**What to do**
Print out each record below, unaltered and complete, without its images.
━━━━━ Task material
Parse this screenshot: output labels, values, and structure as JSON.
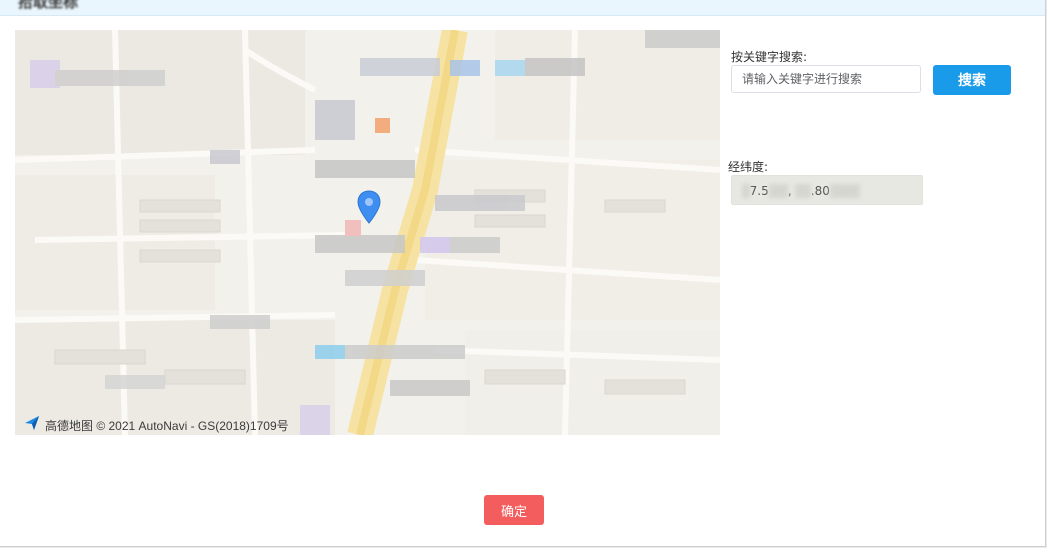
{
  "dialog": {
    "title": "拾取坐标"
  },
  "map": {
    "copyright": "高德地图 © 2021 AutoNavi - GS(2018)1709号"
  },
  "search": {
    "label": "按关键字搜索:",
    "placeholder": "请输入关键字进行搜索",
    "button_label": "搜索"
  },
  "coordinates": {
    "label": "经纬度:",
    "value_part1": "1",
    "value_part2": "7.5",
    "value_part3": ", ",
    "value_part4": ".80"
  },
  "footer": {
    "confirm_label": "确定"
  },
  "colors": {
    "primary": "#1a9bea",
    "danger": "#f45d5d",
    "map_road": "#f5dc8f"
  }
}
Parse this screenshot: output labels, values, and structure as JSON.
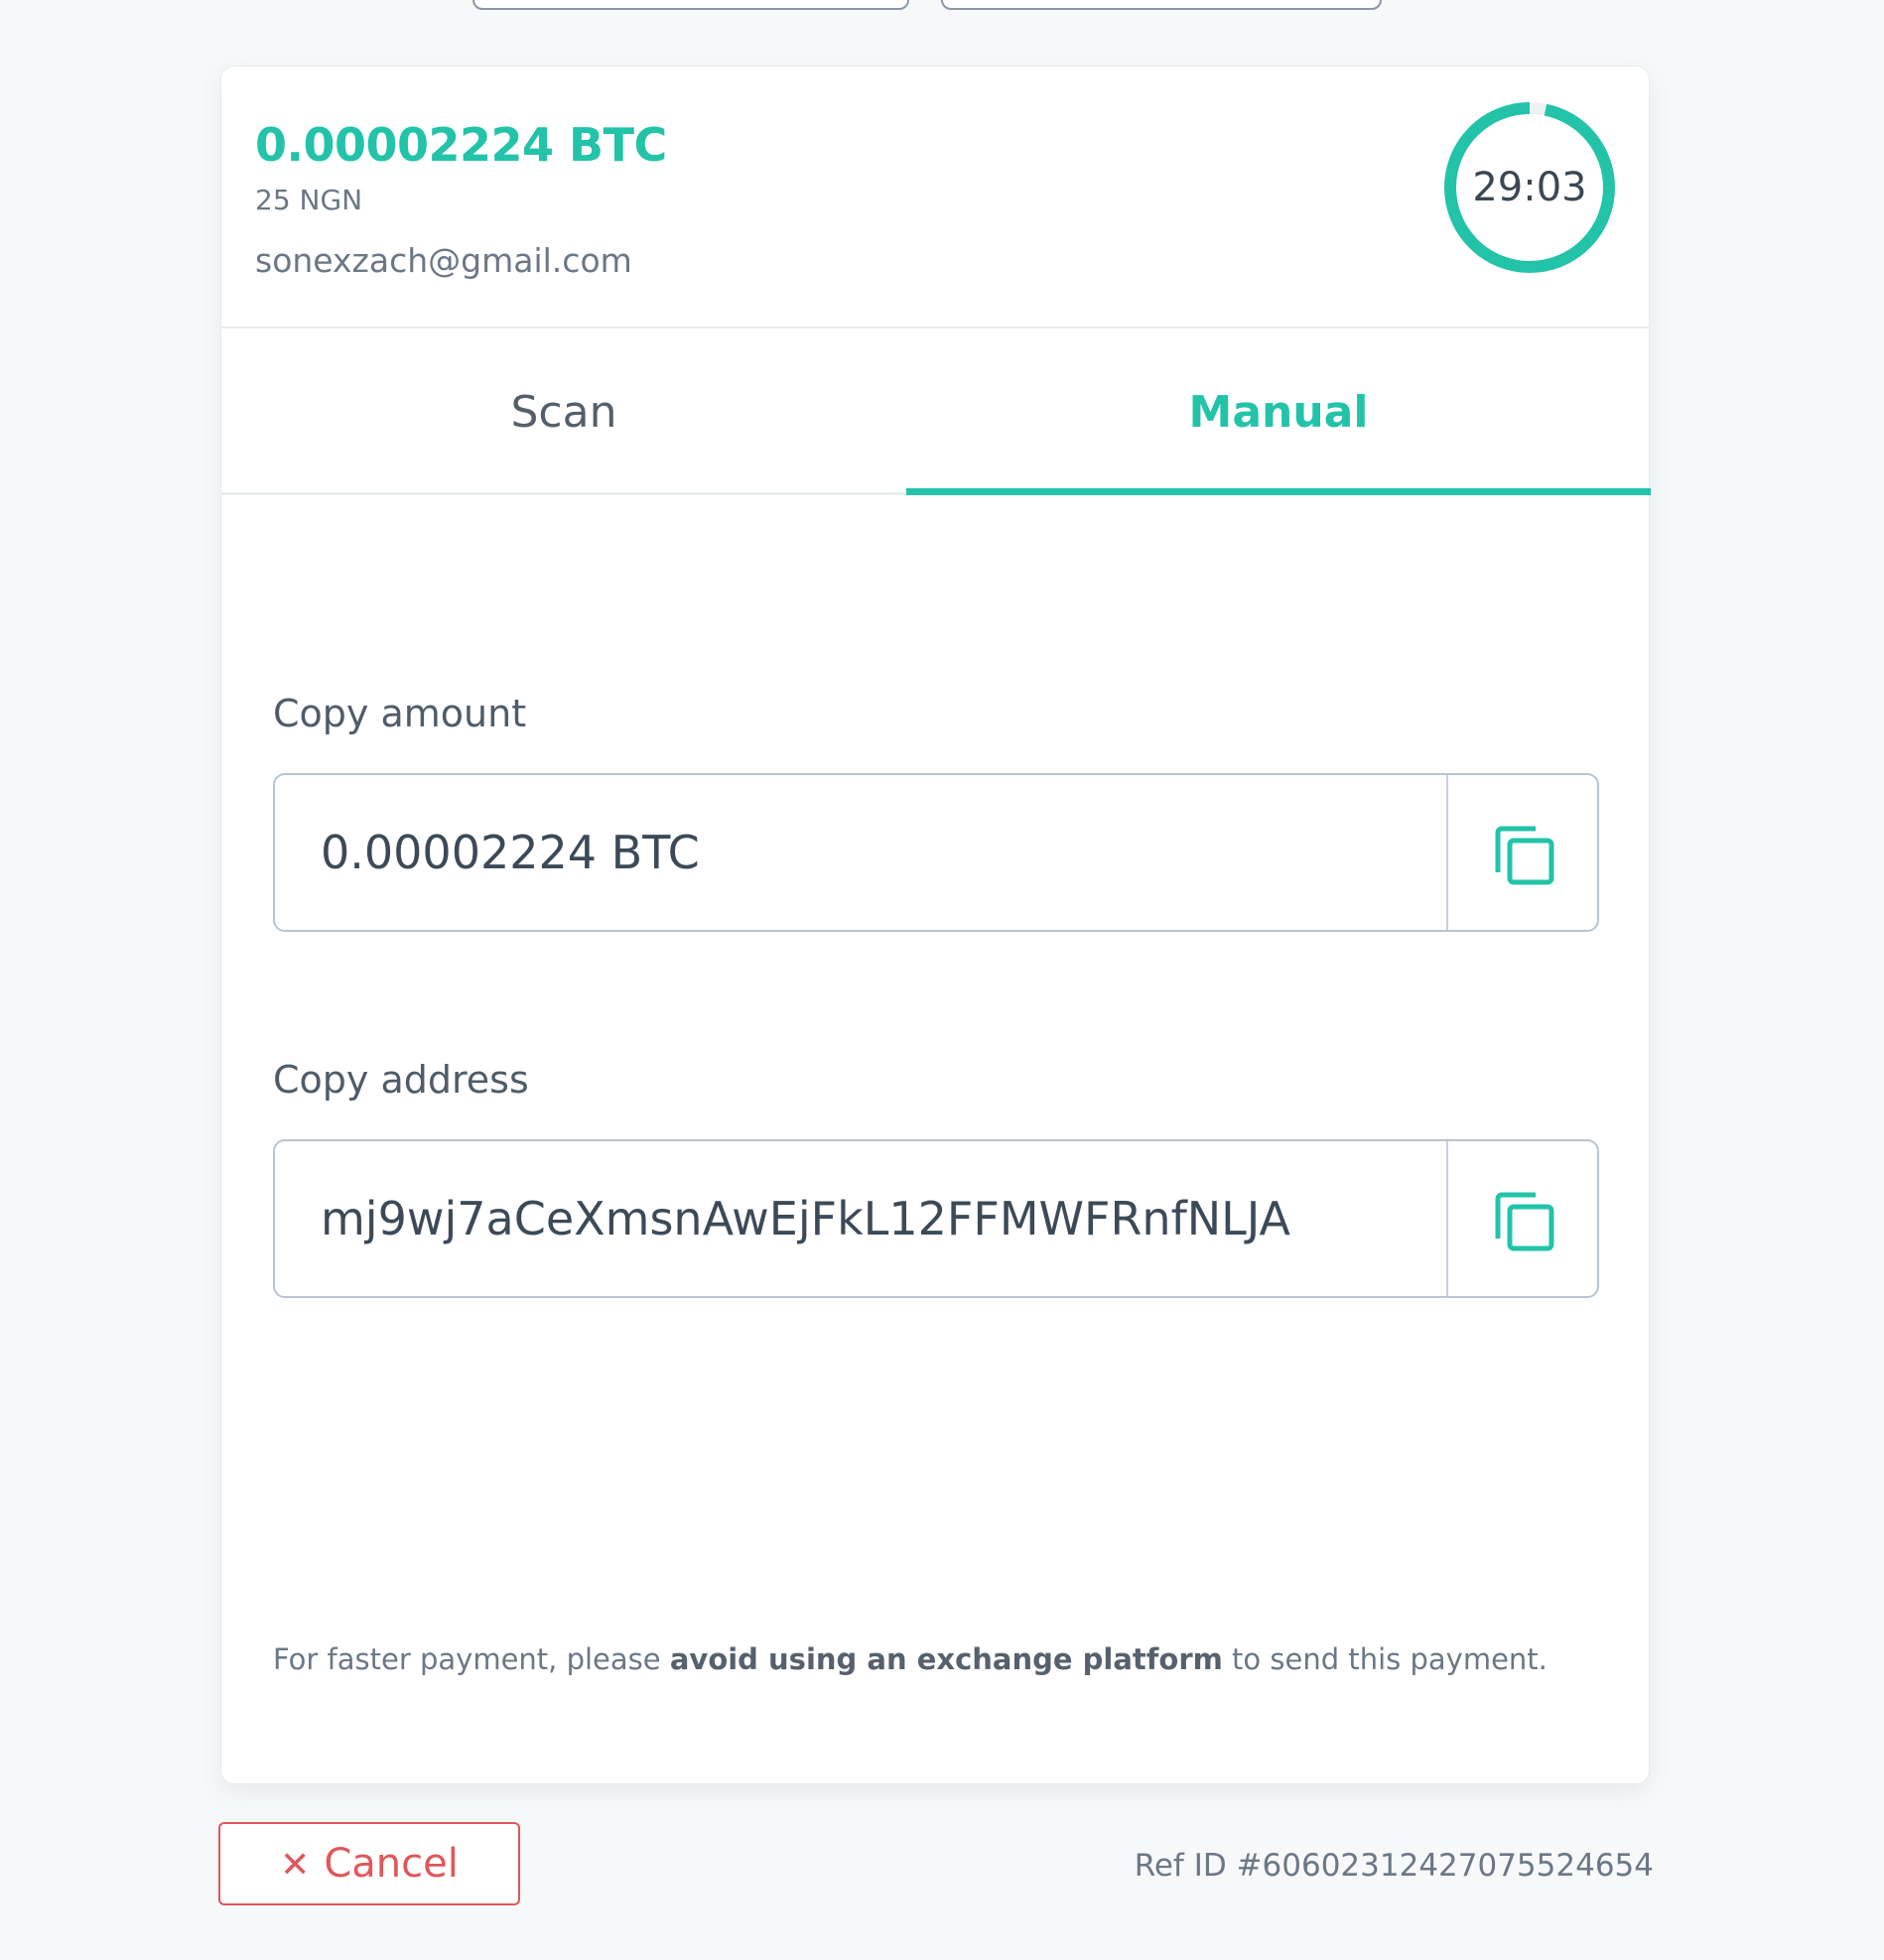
{
  "payment": {
    "crypto_amount": "0.00002224 BTC",
    "fiat_amount": "25 NGN",
    "email": "sonexzach@gmail.com",
    "timer": "29:03",
    "timer_remaining_fraction": 0.968
  },
  "tabs": [
    {
      "label": "Scan",
      "active": false
    },
    {
      "label": "Manual",
      "active": true
    }
  ],
  "manual": {
    "amount_label": "Copy amount",
    "amount_value": "0.00002224 BTC",
    "address_label": "Copy address",
    "address_value": "mj9wj7aCeXmsnAwEjFkL12FFMWFRnfNLJA"
  },
  "notice": {
    "prefix": "For faster payment, please ",
    "emphasis": "avoid using an exchange platform",
    "suffix": " to send this payment."
  },
  "footer": {
    "cancel_label": "Cancel",
    "ref_id": "Ref ID #6060231242707552465​4"
  },
  "colors": {
    "accent": "#22c3a9",
    "danger": "#e0575a"
  },
  "icons": {
    "copy": "copy-icon",
    "cancel": "close-icon"
  }
}
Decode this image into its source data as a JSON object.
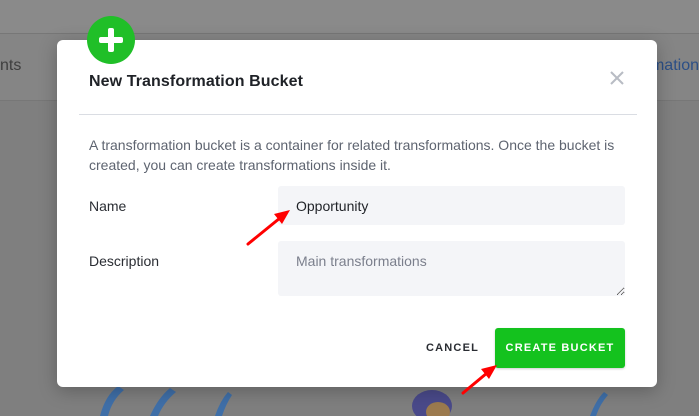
{
  "background": {
    "tab_left_fragment": "nts",
    "tab_right_fragment": "mation"
  },
  "dialog": {
    "title": "New Transformation Bucket",
    "description": "A transformation bucket is a container for related transformations. Once the bucket is created, you can create transformations inside it.",
    "name_label": "Name",
    "name_value": "Opportunity",
    "description_label": "Description",
    "description_placeholder": "Main transformations",
    "cancel_label": "CANCEL",
    "create_label": "CREATE BUCKET"
  },
  "icons": {
    "badge": "plus-icon",
    "close": "close-icon",
    "annotations": "red-arrow-icon"
  },
  "colors": {
    "primary_green": "#14c21e",
    "badge_green": "#20bf28",
    "annotation_red": "#ff0000",
    "input_bg": "#f4f5f8"
  }
}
━━━━━━━━━━
**Completed exercise**
Parse this screenshot: output labels, values, and structure as JSON.
{
  "dialog": {
    "title": "拾取坐标"
  },
  "map": {
    "copyright": "高德地图 © 2021 AutoNavi - GS(2018)1709号"
  },
  "search": {
    "label": "按关键字搜索:",
    "placeholder": "请输入关键字进行搜索",
    "button_label": "搜索"
  },
  "coordinates": {
    "label": "经纬度:",
    "value_part1": "1",
    "value_part2": "7.5",
    "value_part3": ", ",
    "value_part4": ".80"
  },
  "footer": {
    "confirm_label": "确定"
  },
  "colors": {
    "primary": "#1a9bea",
    "danger": "#f45d5d",
    "map_road": "#f5dc8f"
  }
}
Parse this screenshot: output labels, values, and structure as JSON.
{
  "payment": {
    "crypto_amount": "0.00002224 BTC",
    "fiat_amount": "25 NGN",
    "email": "sonexzach@gmail.com",
    "timer": "29:03",
    "timer_remaining_fraction": 0.968
  },
  "tabs": [
    {
      "label": "Scan",
      "active": false
    },
    {
      "label": "Manual",
      "active": true
    }
  ],
  "manual": {
    "amount_label": "Copy amount",
    "amount_value": "0.00002224 BTC",
    "address_label": "Copy address",
    "address_value": "mj9wj7aCeXmsnAwEjFkL12FFMWFRnfNLJA"
  },
  "notice": {
    "prefix": "For faster payment, please ",
    "emphasis": "avoid using an exchange platform",
    "suffix": " to send this payment."
  },
  "footer": {
    "cancel_label": "Cancel",
    "ref_id": "Ref ID #6060231242707552465​4"
  },
  "colors": {
    "accent": "#22c3a9",
    "danger": "#e0575a"
  },
  "icons": {
    "copy": "copy-icon",
    "cancel": "close-icon"
  }
}
Decode this image into its source data as a JSON object.
{
  "background": {
    "tab_left_fragment": "nts",
    "tab_right_fragment": "mation"
  },
  "dialog": {
    "title": "New Transformation Bucket",
    "description": "A transformation bucket is a container for related transformations. Once the bucket is created, you can create transformations inside it.",
    "name_label": "Name",
    "name_value": "Opportunity",
    "description_label": "Description",
    "description_placeholder": "Main transformations",
    "cancel_label": "CANCEL",
    "create_label": "CREATE BUCKET"
  },
  "icons": {
    "badge": "plus-icon",
    "close": "close-icon",
    "annotations": "red-arrow-icon"
  },
  "colors": {
    "primary_green": "#14c21e",
    "badge_green": "#20bf28",
    "annotation_red": "#ff0000",
    "input_bg": "#f4f5f8"
  }
}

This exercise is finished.